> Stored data

┄┄┄┄┄┄

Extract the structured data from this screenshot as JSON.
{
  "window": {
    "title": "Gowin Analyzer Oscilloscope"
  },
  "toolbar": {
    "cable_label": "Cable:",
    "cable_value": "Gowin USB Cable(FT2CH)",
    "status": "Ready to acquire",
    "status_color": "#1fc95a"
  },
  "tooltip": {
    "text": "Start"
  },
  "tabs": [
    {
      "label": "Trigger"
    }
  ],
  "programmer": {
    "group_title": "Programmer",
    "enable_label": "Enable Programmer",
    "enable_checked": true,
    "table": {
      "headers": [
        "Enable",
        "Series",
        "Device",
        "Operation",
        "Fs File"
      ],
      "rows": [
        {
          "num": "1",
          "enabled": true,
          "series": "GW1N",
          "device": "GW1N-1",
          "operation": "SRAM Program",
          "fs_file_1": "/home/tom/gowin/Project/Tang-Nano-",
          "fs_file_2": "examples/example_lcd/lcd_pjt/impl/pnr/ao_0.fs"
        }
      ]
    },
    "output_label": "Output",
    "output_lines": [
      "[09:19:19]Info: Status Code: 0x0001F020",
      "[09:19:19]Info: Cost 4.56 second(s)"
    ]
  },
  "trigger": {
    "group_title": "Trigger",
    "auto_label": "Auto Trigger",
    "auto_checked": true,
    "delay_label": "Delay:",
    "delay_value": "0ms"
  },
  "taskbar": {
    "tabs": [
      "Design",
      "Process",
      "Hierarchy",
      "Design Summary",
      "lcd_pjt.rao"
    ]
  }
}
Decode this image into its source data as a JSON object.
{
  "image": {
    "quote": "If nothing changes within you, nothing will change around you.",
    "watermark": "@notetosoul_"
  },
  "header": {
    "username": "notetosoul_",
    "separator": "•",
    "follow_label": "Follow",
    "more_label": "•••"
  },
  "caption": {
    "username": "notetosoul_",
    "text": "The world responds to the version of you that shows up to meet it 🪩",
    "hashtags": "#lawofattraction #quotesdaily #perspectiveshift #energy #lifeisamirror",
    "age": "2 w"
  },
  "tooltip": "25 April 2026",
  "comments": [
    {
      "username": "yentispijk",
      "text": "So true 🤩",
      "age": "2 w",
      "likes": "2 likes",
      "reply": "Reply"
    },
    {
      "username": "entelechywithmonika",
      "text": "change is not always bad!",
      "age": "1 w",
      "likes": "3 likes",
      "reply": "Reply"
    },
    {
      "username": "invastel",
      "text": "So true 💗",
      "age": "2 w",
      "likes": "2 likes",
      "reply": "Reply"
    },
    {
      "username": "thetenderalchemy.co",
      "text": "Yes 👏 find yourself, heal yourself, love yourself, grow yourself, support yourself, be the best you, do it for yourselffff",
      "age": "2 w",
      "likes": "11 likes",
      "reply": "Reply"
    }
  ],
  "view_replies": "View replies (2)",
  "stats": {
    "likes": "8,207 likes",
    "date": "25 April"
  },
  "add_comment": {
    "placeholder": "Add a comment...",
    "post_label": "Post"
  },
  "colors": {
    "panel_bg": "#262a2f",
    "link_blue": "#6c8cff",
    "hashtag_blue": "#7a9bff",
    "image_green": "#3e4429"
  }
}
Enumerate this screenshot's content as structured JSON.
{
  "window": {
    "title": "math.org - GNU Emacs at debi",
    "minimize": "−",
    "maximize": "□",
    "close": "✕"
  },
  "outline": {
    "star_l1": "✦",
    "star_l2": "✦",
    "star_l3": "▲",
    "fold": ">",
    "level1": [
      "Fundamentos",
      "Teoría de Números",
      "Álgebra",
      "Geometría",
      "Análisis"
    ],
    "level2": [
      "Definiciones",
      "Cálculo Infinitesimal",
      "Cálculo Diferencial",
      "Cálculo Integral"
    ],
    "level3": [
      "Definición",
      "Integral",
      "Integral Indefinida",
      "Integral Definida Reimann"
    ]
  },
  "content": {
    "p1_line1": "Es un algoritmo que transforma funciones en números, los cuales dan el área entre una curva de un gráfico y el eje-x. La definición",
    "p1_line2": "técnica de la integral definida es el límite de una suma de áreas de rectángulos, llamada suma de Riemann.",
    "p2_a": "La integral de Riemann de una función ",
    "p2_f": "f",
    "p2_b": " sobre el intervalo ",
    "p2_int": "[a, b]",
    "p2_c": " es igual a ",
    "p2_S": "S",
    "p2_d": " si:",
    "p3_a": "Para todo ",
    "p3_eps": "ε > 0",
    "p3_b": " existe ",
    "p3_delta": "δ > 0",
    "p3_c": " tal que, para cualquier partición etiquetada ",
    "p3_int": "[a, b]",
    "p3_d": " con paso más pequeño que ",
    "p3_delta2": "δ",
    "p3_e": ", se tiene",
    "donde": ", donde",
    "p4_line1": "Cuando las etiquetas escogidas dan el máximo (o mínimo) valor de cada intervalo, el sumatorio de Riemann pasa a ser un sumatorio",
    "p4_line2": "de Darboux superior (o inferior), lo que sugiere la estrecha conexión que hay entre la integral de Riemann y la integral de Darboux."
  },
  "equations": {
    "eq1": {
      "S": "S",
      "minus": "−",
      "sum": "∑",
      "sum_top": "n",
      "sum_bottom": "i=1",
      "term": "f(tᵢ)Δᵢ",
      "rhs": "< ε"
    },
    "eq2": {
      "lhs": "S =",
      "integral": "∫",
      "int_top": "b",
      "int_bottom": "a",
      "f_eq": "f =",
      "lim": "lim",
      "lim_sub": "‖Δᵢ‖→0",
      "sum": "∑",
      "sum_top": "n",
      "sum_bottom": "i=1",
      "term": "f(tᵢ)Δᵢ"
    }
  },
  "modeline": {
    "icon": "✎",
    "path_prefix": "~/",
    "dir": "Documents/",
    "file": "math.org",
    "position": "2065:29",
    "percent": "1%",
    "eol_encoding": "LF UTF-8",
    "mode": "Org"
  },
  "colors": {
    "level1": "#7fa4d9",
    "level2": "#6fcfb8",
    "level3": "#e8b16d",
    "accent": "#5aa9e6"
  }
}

┄┄┄┄┄┄

> The exercise
Your task is to output the full set of records exactly as presented.

> Task output
Extract the structured data from this screenshot as JSON.
{
  "window": {
    "title": "Gowin Analyzer Oscilloscope"
  },
  "toolbar": {
    "cable_label": "Cable:",
    "cable_value": "Gowin USB Cable(FT2CH)",
    "status": "Ready to acquire",
    "status_color": "#1fc95a"
  },
  "tooltip": {
    "text": "Start"
  },
  "tabs": [
    {
      "label": "Trigger"
    }
  ],
  "programmer": {
    "group_title": "Programmer",
    "enable_label": "Enable Programmer",
    "enable_checked": true,
    "table": {
      "headers": [
        "Enable",
        "Series",
        "Device",
        "Operation",
        "Fs File"
      ],
      "rows": [
        {
          "num": "1",
          "enabled": true,
          "series": "GW1N",
          "device": "GW1N-1",
          "operation": "SRAM Program",
          "fs_file_1": "/home/tom/gowin/Project/Tang-Nano-",
          "fs_file_2": "examples/example_lcd/lcd_pjt/impl/pnr/ao_0.fs"
        }
      ]
    },
    "output_label": "Output",
    "output_lines": [
      "[09:19:19]Info: Status Code: 0x0001F020",
      "[09:19:19]Info: Cost 4.56 second(s)"
    ]
  },
  "trigger": {
    "group_title": "Trigger",
    "auto_label": "Auto Trigger",
    "auto_checked": true,
    "delay_label": "Delay:",
    "delay_value": "0ms"
  },
  "taskbar": {
    "tabs": [
      "Design",
      "Process",
      "Hierarchy",
      "Design Summary",
      "lcd_pjt.rao"
    ]
  }
}
Decode this image into its source data as a JSON object.
{
  "image": {
    "quote": "If nothing changes within you, nothing will change around you.",
    "watermark": "@notetosoul_"
  },
  "header": {
    "username": "notetosoul_",
    "separator": "•",
    "follow_label": "Follow",
    "more_label": "•••"
  },
  "caption": {
    "username": "notetosoul_",
    "text": "The world responds to the version of you that shows up to meet it 🪩",
    "hashtags": "#lawofattraction #quotesdaily #perspectiveshift #energy #lifeisamirror",
    "age": "2 w"
  },
  "tooltip": "25 April 2026",
  "comments": [
    {
      "username": "yentispijk",
      "text": "So true 🤩",
      "age": "2 w",
      "likes": "2 likes",
      "reply": "Reply"
    },
    {
      "username": "entelechywithmonika",
      "text": "change is not always bad!",
      "age": "1 w",
      "likes": "3 likes",
      "reply": "Reply"
    },
    {
      "username": "invastel",
      "text": "So true 💗",
      "age": "2 w",
      "likes": "2 likes",
      "reply": "Reply"
    },
    {
      "username": "thetenderalchemy.co",
      "text": "Yes 👏 find yourself, heal yourself, love yourself, grow yourself, support yourself, be the best you, do it for yourselffff",
      "age": "2 w",
      "likes": "11 likes",
      "reply": "Reply"
    }
  ],
  "view_replies": "View replies (2)",
  "stats": {
    "likes": "8,207 likes",
    "date": "25 April"
  },
  "add_comment": {
    "placeholder": "Add a comment...",
    "post_label": "Post"
  },
  "colors": {
    "panel_bg": "#262a2f",
    "link_blue": "#6c8cff",
    "hashtag_blue": "#7a9bff",
    "image_green": "#3e4429"
  }
}
Enumerate this screenshot's content as structured JSON.
{
  "window": {
    "title": "math.org - GNU Emacs at debi",
    "minimize": "−",
    "maximize": "□",
    "close": "✕"
  },
  "outline": {
    "star_l1": "✦",
    "star_l2": "✦",
    "star_l3": "▲",
    "fold": ">",
    "level1": [
      "Fundamentos",
      "Teoría de Números",
      "Álgebra",
      "Geometría",
      "Análisis"
    ],
    "level2": [
      "Definiciones",
      "Cálculo Infinitesimal",
      "Cálculo Diferencial",
      "Cálculo Integral"
    ],
    "level3": [
      "Definición",
      "Integral",
      "Integral Indefinida",
      "Integral Definida Reimann"
    ]
  },
  "content": {
    "p1_line1": "Es un algoritmo que transforma funciones en números, los cuales dan el área entre una curva de un gráfico y el eje-x. La definición",
    "p1_line2": "técnica de la integral definida es el límite de una suma de áreas de rectángulos, llamada suma de Riemann.",
    "p2_a": "La integral de Riemann de una función ",
    "p2_f": "f",
    "p2_b": " sobre el intervalo ",
    "p2_int": "[a, b]",
    "p2_c": " es igual a ",
    "p2_S": "S",
    "p2_d": " si:",
    "p3_a": "Para todo ",
    "p3_eps": "ε > 0",
    "p3_b": " existe ",
    "p3_delta": "δ > 0",
    "p3_c": " tal que, para cualquier partición etiquetada ",
    "p3_int": "[a, b]",
    "p3_d": " con paso más pequeño que ",
    "p3_delta2": "δ",
    "p3_e": ", se tiene",
    "donde": ", donde",
    "p4_line1": "Cuando las etiquetas escogidas dan el máximo (o mínimo) valor de cada intervalo, el sumatorio de Riemann pasa a ser un sumatorio",
    "p4_line2": "de Darboux superior (o inferior), lo que sugiere la estrecha conexión que hay entre la integral de Riemann y la integral de Darboux."
  },
  "equations": {
    "eq1": {
      "S": "S",
      "minus": "−",
      "sum": "∑",
      "sum_top": "n",
      "sum_bottom": "i=1",
      "term": "f(tᵢ)Δᵢ",
      "rhs": "< ε"
    },
    "eq2": {
      "lhs": "S =",
      "integral": "∫",
      "int_top": "b",
      "int_bottom": "a",
      "f_eq": "f =",
      "lim": "lim",
      "lim_sub": "‖Δᵢ‖→0",
      "sum": "∑",
      "sum_top": "n",
      "sum_bottom": "i=1",
      "term": "f(tᵢ)Δᵢ"
    }
  },
  "modeline": {
    "icon": "✎",
    "path_prefix": "~/",
    "dir": "Documents/",
    "file": "math.org",
    "position": "2065:29",
    "percent": "1%",
    "eol_encoding": "LF UTF-8",
    "mode": "Org"
  },
  "colors": {
    "level1": "#7fa4d9",
    "level2": "#6fcfb8",
    "level3": "#e8b16d",
    "accent": "#5aa9e6"
  }
}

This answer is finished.